→ Supplied information
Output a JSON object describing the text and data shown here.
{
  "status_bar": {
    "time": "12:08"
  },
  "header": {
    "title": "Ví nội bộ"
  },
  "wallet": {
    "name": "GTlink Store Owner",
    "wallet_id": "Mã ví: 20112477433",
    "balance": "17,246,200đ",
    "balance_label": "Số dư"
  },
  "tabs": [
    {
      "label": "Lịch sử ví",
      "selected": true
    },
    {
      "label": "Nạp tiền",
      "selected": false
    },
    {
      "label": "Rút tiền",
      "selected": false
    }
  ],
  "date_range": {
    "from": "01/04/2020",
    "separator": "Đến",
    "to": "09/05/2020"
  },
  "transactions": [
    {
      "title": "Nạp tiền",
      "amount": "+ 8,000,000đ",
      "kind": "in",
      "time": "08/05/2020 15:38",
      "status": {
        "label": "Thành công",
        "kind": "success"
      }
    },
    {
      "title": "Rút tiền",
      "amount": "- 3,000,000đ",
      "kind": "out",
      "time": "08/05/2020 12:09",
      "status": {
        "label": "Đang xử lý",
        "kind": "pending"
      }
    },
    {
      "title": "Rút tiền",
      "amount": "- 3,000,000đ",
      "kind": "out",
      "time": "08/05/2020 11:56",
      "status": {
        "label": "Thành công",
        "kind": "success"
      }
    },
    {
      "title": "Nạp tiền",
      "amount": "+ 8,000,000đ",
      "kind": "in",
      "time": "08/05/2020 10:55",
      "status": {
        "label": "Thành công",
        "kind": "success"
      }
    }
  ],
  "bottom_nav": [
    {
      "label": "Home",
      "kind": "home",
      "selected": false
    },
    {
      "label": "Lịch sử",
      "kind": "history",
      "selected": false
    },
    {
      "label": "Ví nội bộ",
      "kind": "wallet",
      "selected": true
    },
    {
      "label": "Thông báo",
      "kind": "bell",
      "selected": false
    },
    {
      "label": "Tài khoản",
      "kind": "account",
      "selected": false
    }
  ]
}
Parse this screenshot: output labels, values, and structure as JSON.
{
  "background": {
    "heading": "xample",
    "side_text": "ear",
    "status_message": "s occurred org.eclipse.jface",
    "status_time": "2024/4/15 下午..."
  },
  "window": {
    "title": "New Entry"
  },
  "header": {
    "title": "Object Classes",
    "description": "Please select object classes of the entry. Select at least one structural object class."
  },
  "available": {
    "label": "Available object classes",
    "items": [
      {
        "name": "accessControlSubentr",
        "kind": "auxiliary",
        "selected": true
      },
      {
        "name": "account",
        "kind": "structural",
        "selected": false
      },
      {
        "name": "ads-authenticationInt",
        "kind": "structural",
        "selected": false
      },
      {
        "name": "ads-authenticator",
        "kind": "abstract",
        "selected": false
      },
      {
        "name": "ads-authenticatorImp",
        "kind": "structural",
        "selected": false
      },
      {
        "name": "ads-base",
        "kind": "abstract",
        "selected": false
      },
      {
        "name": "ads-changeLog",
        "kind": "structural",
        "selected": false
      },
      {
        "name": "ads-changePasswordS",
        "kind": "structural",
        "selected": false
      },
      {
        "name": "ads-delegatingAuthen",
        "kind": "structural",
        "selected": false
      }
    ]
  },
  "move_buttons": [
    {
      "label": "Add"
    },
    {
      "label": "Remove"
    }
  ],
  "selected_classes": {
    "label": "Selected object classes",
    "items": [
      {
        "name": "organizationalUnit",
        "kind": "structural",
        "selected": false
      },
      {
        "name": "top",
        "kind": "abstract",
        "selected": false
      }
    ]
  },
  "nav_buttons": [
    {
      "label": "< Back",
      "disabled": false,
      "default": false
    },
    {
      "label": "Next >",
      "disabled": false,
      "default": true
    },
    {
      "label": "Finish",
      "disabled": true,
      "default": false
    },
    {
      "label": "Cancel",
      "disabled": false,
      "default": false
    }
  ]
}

→ Work instructions
Copy out all of the records shown above exactly.

→ Solved problem
Output a JSON object describing the text and data shown here.
{
  "status_bar": {
    "time": "12:08"
  },
  "header": {
    "title": "Ví nội bộ"
  },
  "wallet": {
    "name": "GTlink Store Owner",
    "wallet_id": "Mã ví: 20112477433",
    "balance": "17,246,200đ",
    "balance_label": "Số dư"
  },
  "tabs": [
    {
      "label": "Lịch sử ví",
      "selected": true
    },
    {
      "label": "Nạp tiền",
      "selected": false
    },
    {
      "label": "Rút tiền",
      "selected": false
    }
  ],
  "date_range": {
    "from": "01/04/2020",
    "separator": "Đến",
    "to": "09/05/2020"
  },
  "transactions": [
    {
      "title": "Nạp tiền",
      "amount": "+ 8,000,000đ",
      "kind": "in",
      "time": "08/05/2020 15:38",
      "status": {
        "label": "Thành công",
        "kind": "success"
      }
    },
    {
      "title": "Rút tiền",
      "amount": "- 3,000,000đ",
      "kind": "out",
      "time": "08/05/2020 12:09",
      "status": {
        "label": "Đang xử lý",
        "kind": "pending"
      }
    },
    {
      "title": "Rút tiền",
      "amount": "- 3,000,000đ",
      "kind": "out",
      "time": "08/05/2020 11:56",
      "status": {
        "label": "Thành công",
        "kind": "success"
      }
    },
    {
      "title": "Nạp tiền",
      "amount": "+ 8,000,000đ",
      "kind": "in",
      "time": "08/05/2020 10:55",
      "status": {
        "label": "Thành công",
        "kind": "success"
      }
    }
  ],
  "bottom_nav": [
    {
      "label": "Home",
      "kind": "home",
      "selected": false
    },
    {
      "label": "Lịch sử",
      "kind": "history",
      "selected": false
    },
    {
      "label": "Ví nội bộ",
      "kind": "wallet",
      "selected": true
    },
    {
      "label": "Thông báo",
      "kind": "bell",
      "selected": false
    },
    {
      "label": "Tài khoản",
      "kind": "account",
      "selected": false
    }
  ]
}
Parse this screenshot: output labels, values, and structure as JSON.
{
  "background": {
    "heading": "xample",
    "side_text": "ear",
    "status_message": "s occurred org.eclipse.jface",
    "status_time": "2024/4/15 下午..."
  },
  "window": {
    "title": "New Entry"
  },
  "header": {
    "title": "Object Classes",
    "description": "Please select object classes of the entry. Select at least one structural object class."
  },
  "available": {
    "label": "Available object classes",
    "items": [
      {
        "name": "accessControlSubentr",
        "kind": "auxiliary",
        "selected": true
      },
      {
        "name": "account",
        "kind": "structural",
        "selected": false
      },
      {
        "name": "ads-authenticationInt",
        "kind": "structural",
        "selected": false
      },
      {
        "name": "ads-authenticator",
        "kind": "abstract",
        "selected": false
      },
      {
        "name": "ads-authenticatorImp",
        "kind": "structural",
        "selected": false
      },
      {
        "name": "ads-base",
        "kind": "abstract",
        "selected": false
      },
      {
        "name": "ads-changeLog",
        "kind": "structural",
        "selected": false
      },
      {
        "name": "ads-changePasswordS",
        "kind": "structural",
        "selected": false
      },
      {
        "name": "ads-delegatingAuthen",
        "kind": "structural",
        "selected": false
      }
    ]
  },
  "move_buttons": [
    {
      "label": "Add"
    },
    {
      "label": "Remove"
    }
  ],
  "selected_classes": {
    "label": "Selected object classes",
    "items": [
      {
        "name": "organizationalUnit",
        "kind": "structural",
        "selected": false
      },
      {
        "name": "top",
        "kind": "abstract",
        "selected": false
      }
    ]
  },
  "nav_buttons": [
    {
      "label": "< Back",
      "disabled": false,
      "default": false
    },
    {
      "label": "Next >",
      "disabled": false,
      "default": true
    },
    {
      "label": "Finish",
      "disabled": true,
      "default": false
    },
    {
      "label": "Cancel",
      "disabled": false,
      "default": false
    }
  ]
}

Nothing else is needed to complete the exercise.